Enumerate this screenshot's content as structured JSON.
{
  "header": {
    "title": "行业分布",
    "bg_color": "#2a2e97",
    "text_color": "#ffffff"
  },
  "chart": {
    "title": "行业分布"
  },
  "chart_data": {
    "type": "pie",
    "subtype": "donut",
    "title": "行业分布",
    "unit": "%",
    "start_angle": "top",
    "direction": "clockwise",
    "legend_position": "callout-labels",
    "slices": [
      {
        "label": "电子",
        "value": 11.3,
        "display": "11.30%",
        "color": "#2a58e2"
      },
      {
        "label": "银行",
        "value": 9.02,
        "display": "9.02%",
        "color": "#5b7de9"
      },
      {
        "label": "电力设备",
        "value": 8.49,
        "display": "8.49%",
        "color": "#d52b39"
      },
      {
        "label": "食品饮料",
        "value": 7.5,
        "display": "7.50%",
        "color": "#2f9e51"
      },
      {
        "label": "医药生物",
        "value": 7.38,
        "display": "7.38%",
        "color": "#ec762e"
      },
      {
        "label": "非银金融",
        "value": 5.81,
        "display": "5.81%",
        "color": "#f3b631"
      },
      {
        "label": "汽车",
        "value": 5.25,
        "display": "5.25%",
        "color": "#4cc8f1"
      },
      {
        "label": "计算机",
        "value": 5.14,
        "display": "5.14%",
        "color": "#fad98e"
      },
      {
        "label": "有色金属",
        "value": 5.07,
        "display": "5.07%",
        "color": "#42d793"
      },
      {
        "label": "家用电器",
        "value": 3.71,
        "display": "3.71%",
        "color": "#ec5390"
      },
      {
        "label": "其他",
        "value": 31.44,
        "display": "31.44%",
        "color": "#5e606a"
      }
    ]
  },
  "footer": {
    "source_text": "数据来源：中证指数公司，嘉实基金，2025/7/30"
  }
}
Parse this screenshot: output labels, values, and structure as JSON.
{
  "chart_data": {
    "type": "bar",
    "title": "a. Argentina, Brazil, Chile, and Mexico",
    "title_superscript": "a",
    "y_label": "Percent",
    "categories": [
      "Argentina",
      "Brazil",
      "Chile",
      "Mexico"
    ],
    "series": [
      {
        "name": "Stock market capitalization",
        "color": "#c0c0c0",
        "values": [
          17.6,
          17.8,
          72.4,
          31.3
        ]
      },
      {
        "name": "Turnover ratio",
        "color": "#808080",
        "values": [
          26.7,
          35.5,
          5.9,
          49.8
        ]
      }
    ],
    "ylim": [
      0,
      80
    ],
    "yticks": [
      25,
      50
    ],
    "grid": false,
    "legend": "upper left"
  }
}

### Set exercise
Repeat the lines from the one containing "Parse this screenshot: output" through the end of the listing, exactly and without any other lines; both ends are included.

### Solution for this exercise
Parse this screenshot: output labels, values, and structure as JSON.
{
  "chart_data": {
    "type": "bar",
    "title": "a. Argentina, Brazil, Chile, and Mexico",
    "title_superscript": "a",
    "y_label": "Percent",
    "categories": [
      "Argentina",
      "Brazil",
      "Chile",
      "Mexico"
    ],
    "series": [
      {
        "name": "Stock market capitalization",
        "color": "#c0c0c0",
        "values": [
          17.6,
          17.8,
          72.4,
          31.3
        ]
      },
      {
        "name": "Turnover ratio",
        "color": "#808080",
        "values": [
          26.7,
          35.5,
          5.9,
          49.8
        ]
      }
    ],
    "ylim": [
      0,
      80
    ],
    "yticks": [
      25,
      50
    ],
    "grid": false,
    "legend": "upper left"
  }
}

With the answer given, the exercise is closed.